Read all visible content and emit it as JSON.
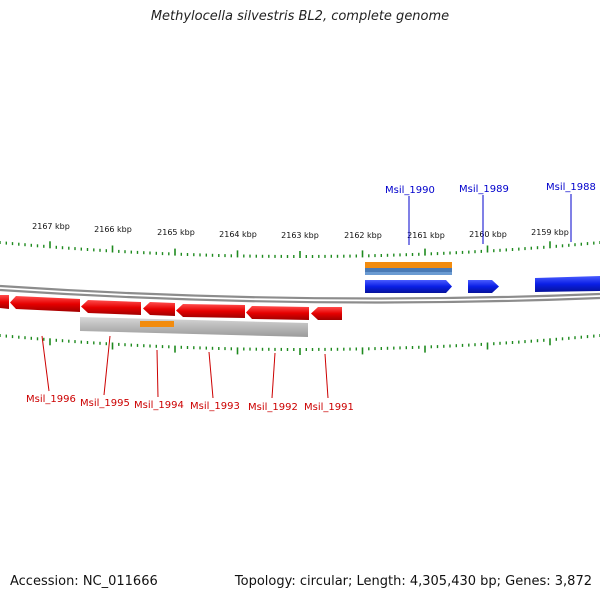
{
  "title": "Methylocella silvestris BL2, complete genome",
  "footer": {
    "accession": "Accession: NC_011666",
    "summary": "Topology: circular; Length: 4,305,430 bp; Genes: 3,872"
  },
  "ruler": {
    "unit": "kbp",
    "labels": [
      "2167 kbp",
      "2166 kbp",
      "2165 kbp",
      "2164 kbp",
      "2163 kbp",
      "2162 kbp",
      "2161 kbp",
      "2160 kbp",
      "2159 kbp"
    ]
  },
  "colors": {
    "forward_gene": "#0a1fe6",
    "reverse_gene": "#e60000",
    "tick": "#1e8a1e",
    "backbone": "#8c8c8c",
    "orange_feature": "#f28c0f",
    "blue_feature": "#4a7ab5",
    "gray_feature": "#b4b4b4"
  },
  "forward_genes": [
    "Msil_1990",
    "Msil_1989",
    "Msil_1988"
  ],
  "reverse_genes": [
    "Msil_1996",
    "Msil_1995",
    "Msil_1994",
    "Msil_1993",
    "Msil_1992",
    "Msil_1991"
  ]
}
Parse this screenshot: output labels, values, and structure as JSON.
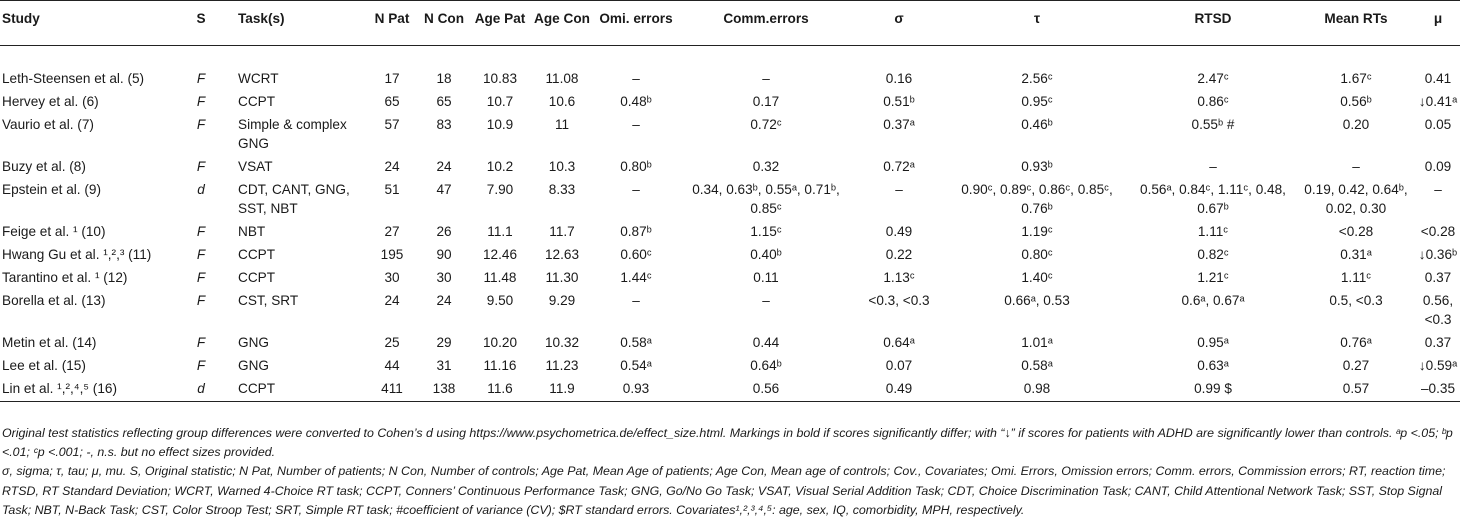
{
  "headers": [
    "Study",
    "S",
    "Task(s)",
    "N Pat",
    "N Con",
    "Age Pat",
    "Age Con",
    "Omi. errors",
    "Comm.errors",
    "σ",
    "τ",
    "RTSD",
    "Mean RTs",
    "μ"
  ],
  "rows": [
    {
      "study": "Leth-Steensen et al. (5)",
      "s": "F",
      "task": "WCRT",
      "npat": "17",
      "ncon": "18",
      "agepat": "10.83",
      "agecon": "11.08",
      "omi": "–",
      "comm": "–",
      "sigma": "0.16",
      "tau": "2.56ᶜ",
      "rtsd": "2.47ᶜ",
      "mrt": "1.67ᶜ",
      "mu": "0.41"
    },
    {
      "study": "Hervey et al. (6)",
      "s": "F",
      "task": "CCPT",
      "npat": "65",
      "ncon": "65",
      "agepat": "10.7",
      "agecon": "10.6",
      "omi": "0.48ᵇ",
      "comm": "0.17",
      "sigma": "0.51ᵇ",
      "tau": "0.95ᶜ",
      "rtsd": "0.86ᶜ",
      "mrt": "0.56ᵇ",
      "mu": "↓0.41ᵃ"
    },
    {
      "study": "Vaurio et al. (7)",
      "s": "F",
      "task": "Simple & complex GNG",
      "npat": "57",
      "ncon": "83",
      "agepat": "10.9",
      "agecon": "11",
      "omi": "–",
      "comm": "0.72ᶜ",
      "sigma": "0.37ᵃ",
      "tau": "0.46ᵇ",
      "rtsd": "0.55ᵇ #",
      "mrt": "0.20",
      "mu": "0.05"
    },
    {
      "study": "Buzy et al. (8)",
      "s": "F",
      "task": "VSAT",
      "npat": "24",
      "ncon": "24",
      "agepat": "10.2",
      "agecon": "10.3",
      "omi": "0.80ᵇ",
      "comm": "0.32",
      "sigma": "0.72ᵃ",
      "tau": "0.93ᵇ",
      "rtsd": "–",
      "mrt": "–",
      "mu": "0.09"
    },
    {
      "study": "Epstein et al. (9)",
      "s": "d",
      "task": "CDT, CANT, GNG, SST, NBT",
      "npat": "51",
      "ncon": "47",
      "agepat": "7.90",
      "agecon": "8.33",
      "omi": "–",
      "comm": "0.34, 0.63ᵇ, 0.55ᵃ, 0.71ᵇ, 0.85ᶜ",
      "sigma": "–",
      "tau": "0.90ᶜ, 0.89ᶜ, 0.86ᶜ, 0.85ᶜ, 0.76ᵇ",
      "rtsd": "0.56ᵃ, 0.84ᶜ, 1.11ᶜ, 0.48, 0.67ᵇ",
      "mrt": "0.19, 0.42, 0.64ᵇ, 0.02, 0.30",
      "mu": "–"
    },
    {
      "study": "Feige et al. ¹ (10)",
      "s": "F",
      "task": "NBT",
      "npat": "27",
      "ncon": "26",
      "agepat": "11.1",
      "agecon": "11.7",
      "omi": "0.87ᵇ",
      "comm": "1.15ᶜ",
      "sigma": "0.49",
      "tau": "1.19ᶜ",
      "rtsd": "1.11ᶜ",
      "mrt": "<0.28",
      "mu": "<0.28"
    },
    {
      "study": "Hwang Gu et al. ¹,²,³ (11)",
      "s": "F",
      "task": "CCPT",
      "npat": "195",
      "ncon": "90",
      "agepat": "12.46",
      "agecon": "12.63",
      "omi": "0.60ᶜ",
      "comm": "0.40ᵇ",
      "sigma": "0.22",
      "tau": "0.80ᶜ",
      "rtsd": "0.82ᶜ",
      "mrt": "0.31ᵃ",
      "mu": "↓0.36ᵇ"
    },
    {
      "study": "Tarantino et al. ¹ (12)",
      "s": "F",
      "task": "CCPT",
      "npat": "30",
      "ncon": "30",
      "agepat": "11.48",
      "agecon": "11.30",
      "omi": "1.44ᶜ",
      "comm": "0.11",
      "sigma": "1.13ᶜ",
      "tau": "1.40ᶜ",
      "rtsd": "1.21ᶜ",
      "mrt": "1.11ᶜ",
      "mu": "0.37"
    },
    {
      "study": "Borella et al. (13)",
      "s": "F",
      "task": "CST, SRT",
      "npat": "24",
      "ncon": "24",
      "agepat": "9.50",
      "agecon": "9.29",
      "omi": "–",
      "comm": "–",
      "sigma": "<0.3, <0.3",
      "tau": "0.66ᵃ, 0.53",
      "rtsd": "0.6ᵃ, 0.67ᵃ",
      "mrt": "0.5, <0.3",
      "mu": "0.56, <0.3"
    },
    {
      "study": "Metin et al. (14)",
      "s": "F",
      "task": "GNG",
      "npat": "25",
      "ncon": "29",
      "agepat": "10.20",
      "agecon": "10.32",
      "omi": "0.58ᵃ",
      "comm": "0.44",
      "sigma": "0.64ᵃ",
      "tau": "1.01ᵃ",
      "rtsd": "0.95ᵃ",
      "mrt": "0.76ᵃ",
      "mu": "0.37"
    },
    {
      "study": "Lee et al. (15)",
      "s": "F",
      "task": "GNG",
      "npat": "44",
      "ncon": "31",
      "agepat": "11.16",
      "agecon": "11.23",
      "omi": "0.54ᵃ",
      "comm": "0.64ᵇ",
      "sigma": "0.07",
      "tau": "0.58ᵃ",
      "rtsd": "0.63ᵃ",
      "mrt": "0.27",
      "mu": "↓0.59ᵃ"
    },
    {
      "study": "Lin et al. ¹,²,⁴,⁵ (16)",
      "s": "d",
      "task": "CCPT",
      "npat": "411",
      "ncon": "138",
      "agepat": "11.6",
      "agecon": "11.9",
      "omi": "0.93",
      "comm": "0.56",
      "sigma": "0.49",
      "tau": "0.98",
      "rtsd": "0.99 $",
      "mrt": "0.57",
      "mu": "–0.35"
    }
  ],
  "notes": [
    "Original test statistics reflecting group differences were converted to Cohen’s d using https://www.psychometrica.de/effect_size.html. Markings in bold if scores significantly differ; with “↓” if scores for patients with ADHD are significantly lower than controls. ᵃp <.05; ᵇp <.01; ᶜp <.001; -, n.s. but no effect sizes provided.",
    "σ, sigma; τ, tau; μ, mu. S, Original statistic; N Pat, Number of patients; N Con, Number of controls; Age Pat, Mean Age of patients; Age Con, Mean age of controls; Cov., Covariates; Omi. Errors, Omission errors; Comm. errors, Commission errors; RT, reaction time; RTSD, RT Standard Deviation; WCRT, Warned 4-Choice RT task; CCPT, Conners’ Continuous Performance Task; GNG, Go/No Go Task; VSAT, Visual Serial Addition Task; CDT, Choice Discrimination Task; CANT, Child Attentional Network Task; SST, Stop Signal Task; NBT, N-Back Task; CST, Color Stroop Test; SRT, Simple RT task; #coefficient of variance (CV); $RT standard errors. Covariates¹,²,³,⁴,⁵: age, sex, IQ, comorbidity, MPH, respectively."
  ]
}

════════════════

What you are asked to do:
Where the material contains a line with "controls", return that line.

Solution:
    "Original test statistics reflecting group differences were converted to Cohen’s d using https://www.psychometrica.de/effect_size.html. Markings in bold if scores significantly differ; with “↓” if scores for patients with ADHD are significantly lower than controls. ᵃp <.05; ᵇp <.01; ᶜp <.001; -, n.s. but no effect sizes provided.",
    "σ, sigma; τ, tau; μ, mu. S, Original statistic; N Pat, Number of patients; N Con, Number of controls; Age Pat, Mean Age of patients; Age Con, Mean age of controls; Cov., Covariates; Omi. Errors, Omission errors; Comm. errors, Commission errors; RT, reaction time; RTSD, RT Standard Deviation; WCRT, Warned 4-Choice RT task; CCPT, Conners’ Continuous Performance Task; GNG, Go/No Go Task; VSAT, Visual Serial Addition Task; CDT, Choice Discrimination Task; CANT, Child Attentional Network Task; SST, Stop Signal Task; NBT, N-Back Task; CST, Color Stroop Test; SRT, Simple RT task; #coefficient of variance (CV); $RT standard errors. Covariates¹,²,³,⁴,⁵: age, sex, IQ, comorbidity, MPH, respectively."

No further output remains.